Exercise: Every record below should be printed exactly as it appears.

[Data records]

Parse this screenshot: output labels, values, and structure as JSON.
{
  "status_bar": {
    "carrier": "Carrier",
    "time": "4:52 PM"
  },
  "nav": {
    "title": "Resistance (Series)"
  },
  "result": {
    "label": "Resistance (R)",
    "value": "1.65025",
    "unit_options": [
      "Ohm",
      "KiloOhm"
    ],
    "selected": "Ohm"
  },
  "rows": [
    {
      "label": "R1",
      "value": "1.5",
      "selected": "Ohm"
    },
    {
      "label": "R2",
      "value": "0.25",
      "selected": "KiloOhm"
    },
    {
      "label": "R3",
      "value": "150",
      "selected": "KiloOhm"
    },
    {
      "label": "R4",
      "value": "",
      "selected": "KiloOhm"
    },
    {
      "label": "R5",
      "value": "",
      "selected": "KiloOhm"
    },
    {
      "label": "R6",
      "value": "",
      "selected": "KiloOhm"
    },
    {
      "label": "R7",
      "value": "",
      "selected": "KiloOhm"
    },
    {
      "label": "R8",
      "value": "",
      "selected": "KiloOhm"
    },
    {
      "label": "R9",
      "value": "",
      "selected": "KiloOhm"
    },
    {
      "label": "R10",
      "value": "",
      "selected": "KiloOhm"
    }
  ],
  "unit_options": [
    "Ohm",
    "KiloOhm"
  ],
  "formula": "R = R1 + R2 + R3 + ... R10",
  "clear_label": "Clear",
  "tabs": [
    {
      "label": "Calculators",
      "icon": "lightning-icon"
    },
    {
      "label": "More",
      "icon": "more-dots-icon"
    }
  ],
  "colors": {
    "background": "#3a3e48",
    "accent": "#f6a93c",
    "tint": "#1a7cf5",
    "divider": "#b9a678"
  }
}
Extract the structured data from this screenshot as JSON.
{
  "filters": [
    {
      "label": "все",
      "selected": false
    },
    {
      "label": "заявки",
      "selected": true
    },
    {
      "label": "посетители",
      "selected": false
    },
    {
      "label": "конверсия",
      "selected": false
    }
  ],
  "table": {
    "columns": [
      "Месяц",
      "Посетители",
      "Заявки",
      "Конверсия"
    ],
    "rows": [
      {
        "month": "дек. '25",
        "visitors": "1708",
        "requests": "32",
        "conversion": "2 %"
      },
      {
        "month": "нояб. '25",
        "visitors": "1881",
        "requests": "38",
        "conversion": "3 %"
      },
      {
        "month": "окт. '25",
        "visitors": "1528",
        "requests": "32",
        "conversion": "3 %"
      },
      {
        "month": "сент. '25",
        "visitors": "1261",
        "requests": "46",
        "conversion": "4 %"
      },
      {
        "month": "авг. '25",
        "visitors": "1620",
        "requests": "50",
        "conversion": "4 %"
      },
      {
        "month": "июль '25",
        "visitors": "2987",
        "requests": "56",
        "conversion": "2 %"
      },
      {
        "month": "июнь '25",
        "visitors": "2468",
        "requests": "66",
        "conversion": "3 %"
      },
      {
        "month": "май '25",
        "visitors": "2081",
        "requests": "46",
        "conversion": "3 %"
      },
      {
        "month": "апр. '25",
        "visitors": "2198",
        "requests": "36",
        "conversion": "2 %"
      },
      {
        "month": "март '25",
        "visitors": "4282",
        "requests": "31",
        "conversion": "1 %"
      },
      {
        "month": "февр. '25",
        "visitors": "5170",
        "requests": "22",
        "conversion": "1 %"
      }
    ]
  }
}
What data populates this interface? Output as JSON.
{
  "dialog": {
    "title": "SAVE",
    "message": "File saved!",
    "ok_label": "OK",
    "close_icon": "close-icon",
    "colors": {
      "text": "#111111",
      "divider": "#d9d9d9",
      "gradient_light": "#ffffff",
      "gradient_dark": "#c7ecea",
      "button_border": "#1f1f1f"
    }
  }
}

Expected answer:
Parse this screenshot: output labels, values, and structure as JSON.
{
  "status_bar": {
    "carrier": "Carrier",
    "time": "4:52 PM"
  },
  "nav": {
    "title": "Resistance (Series)"
  },
  "result": {
    "label": "Resistance (R)",
    "value": "1.65025",
    "unit_options": [
      "Ohm",
      "KiloOhm"
    ],
    "selected": "Ohm"
  },
  "rows": [
    {
      "label": "R1",
      "value": "1.5",
      "selected": "Ohm"
    },
    {
      "label": "R2",
      "value": "0.25",
      "selected": "KiloOhm"
    },
    {
      "label": "R3",
      "value": "150",
      "selected": "KiloOhm"
    },
    {
      "label": "R4",
      "value": "",
      "selected": "KiloOhm"
    },
    {
      "label": "R5",
      "value": "",
      "selected": "KiloOhm"
    },
    {
      "label": "R6",
      "value": "",
      "selected": "KiloOhm"
    },
    {
      "label": "R7",
      "value": "",
      "selected": "KiloOhm"
    },
    {
      "label": "R8",
      "value": "",
      "selected": "KiloOhm"
    },
    {
      "label": "R9",
      "value": "",
      "selected": "KiloOhm"
    },
    {
      "label": "R10",
      "value": "",
      "selected": "KiloOhm"
    }
  ],
  "unit_options": [
    "Ohm",
    "KiloOhm"
  ],
  "formula": "R = R1 + R2 + R3 + ... R10",
  "clear_label": "Clear",
  "tabs": [
    {
      "label": "Calculators",
      "icon": "lightning-icon"
    },
    {
      "label": "More",
      "icon": "more-dots-icon"
    }
  ],
  "colors": {
    "background": "#3a3e48",
    "accent": "#f6a93c",
    "tint": "#1a7cf5",
    "divider": "#b9a678"
  }
}
Extract the structured data from this screenshot as JSON.
{
  "filters": [
    {
      "label": "все",
      "selected": false
    },
    {
      "label": "заявки",
      "selected": true
    },
    {
      "label": "посетители",
      "selected": false
    },
    {
      "label": "конверсия",
      "selected": false
    }
  ],
  "table": {
    "columns": [
      "Месяц",
      "Посетители",
      "Заявки",
      "Конверсия"
    ],
    "rows": [
      {
        "month": "дек. '25",
        "visitors": "1708",
        "requests": "32",
        "conversion": "2 %"
      },
      {
        "month": "нояб. '25",
        "visitors": "1881",
        "requests": "38",
        "conversion": "3 %"
      },
      {
        "month": "окт. '25",
        "visitors": "1528",
        "requests": "32",
        "conversion": "3 %"
      },
      {
        "month": "сент. '25",
        "visitors": "1261",
        "requests": "46",
        "conversion": "4 %"
      },
      {
        "month": "авг. '25",
        "visitors": "1620",
        "requests": "50",
        "conversion": "4 %"
      },
      {
        "month": "июль '25",
        "visitors": "2987",
        "requests": "56",
        "conversion": "2 %"
      },
      {
        "month": "июнь '25",
        "visitors": "2468",
        "requests": "66",
        "conversion": "3 %"
      },
      {
        "month": "май '25",
        "visitors": "2081",
        "requests": "46",
        "conversion": "3 %"
      },
      {
        "month": "апр. '25",
        "visitors": "2198",
        "requests": "36",
        "conversion": "2 %"
      },
      {
        "month": "март '25",
        "visitors": "4282",
        "requests": "31",
        "conversion": "1 %"
      },
      {
        "month": "февр. '25",
        "visitors": "5170",
        "requests": "22",
        "conversion": "1 %"
      }
    ]
  }
}
What data populates this interface? Output as JSON.
{
  "dialog": {
    "title": "SAVE",
    "message": "File saved!",
    "ok_label": "OK",
    "close_icon": "close-icon",
    "colors": {
      "text": "#111111",
      "divider": "#d9d9d9",
      "gradient_light": "#ffffff",
      "gradient_dark": "#c7ecea",
      "button_border": "#1f1f1f"
    }
  }
}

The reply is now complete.